(Extracted records)
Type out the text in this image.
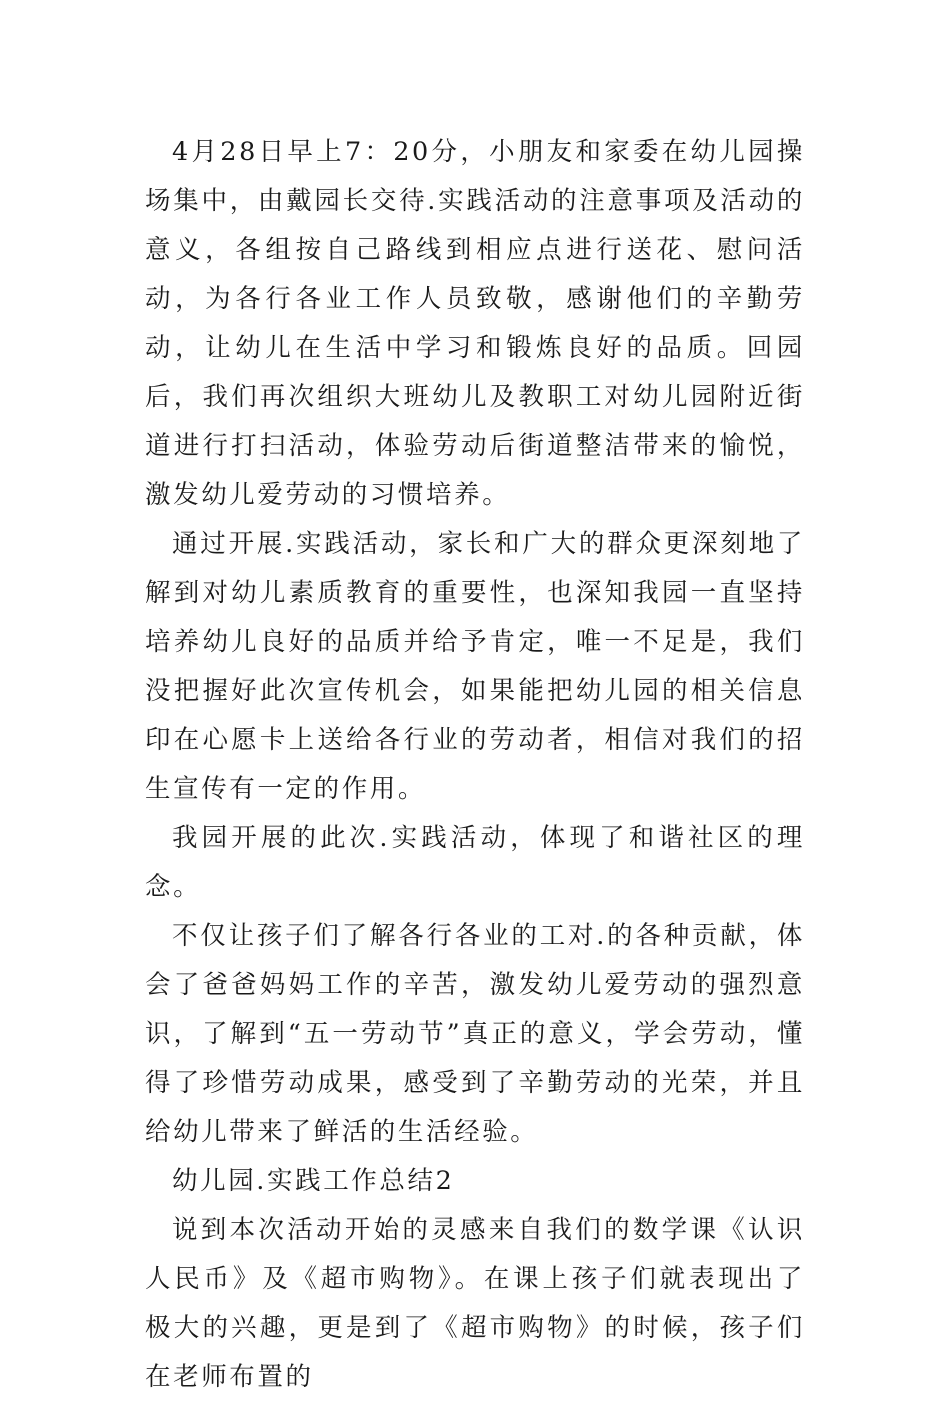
4月28日早上7：20分，小朋友和家委在幼儿园操场集中，由戴园长交待.实践活动的注意事项及活动的意义，各组按自己路线到相应点进行送花、慰问活动，为各行各业工作人员致敬，感谢他们的辛勤劳动，让幼儿在生活中学习和锻炼良好的品质。回园后，我们再次组织大班幼儿及教职工对幼儿园附近街道进行打扫活动，体验劳动后街道整洁带来的愉悦，激发幼儿爱劳动的习惯培养。

通过开展.实践活动，家长和广大的群众更深刻地了解到对幼儿素质教育的重要性，也深知我园一直坚持培养幼儿良好的品质并给予肯定，唯一不足是，我们没把握好此次宣传机会，如果能把幼儿园的相关信息印在心愿卡上送给各行业的劳动者，相信对我们的招生宣传有一定的作用。

我园开展的此次.实践活动，体现了和谐社区的理念。

不仅让孩子们了解各行各业的工对.的各种贡献，体会了爸爸妈妈工作的辛苦，激发幼儿爱劳动的强烈意识，了解到“五一劳动节”真正的意义，学会劳动，懂得了珍惜劳动成果，感受到了辛勤劳动的光荣，并且给幼儿带来了鲜活的生活经验。

幼儿园.实践工作总结2

说到本次活动开始的灵感来自我们的数学课《认识人民币》及《超市购物》。在课上孩子们就表现出了极大的兴趣，更是到了《超市购物》的时候，孩子们在老师布置的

- PROBLEM DESCRIPTION: Copy each line of the records precisely and drop any images they hold.

- WRITTEN ANSWER:
Type out the text in this image.
4月28日早上7：20分，小朋友和家委在幼儿园操场集中，由戴园长交待.实践活动的注意事项及活动的意义，各组按自己路线到相应点进行送花、慰问活动，为各行各业工作人员致敬，感谢他们的辛勤劳动，让幼儿在生活中学习和锻炼良好的品质。回园后，我们再次组织大班幼儿及教职工对幼儿园附近街道进行打扫活动，体验劳动后街道整洁带来的愉悦，激发幼儿爱劳动的习惯培养。

通过开展.实践活动，家长和广大的群众更深刻地了解到对幼儿素质教育的重要性，也深知我园一直坚持培养幼儿良好的品质并给予肯定，唯一不足是，我们没把握好此次宣传机会，如果能把幼儿园的相关信息印在心愿卡上送给各行业的劳动者，相信对我们的招生宣传有一定的作用。

我园开展的此次.实践活动，体现了和谐社区的理念。

不仅让孩子们了解各行各业的工对.的各种贡献，体会了爸爸妈妈工作的辛苦，激发幼儿爱劳动的强烈意识，了解到“五一劳动节”真正的意义，学会劳动，懂得了珍惜劳动成果，感受到了辛勤劳动的光荣，并且给幼儿带来了鲜活的生活经验。

幼儿园.实践工作总结2

说到本次活动开始的灵感来自我们的数学课《认识人民币》及《超市购物》。在课上孩子们就表现出了极大的兴趣，更是到了《超市购物》的时候，孩子们在老师布置的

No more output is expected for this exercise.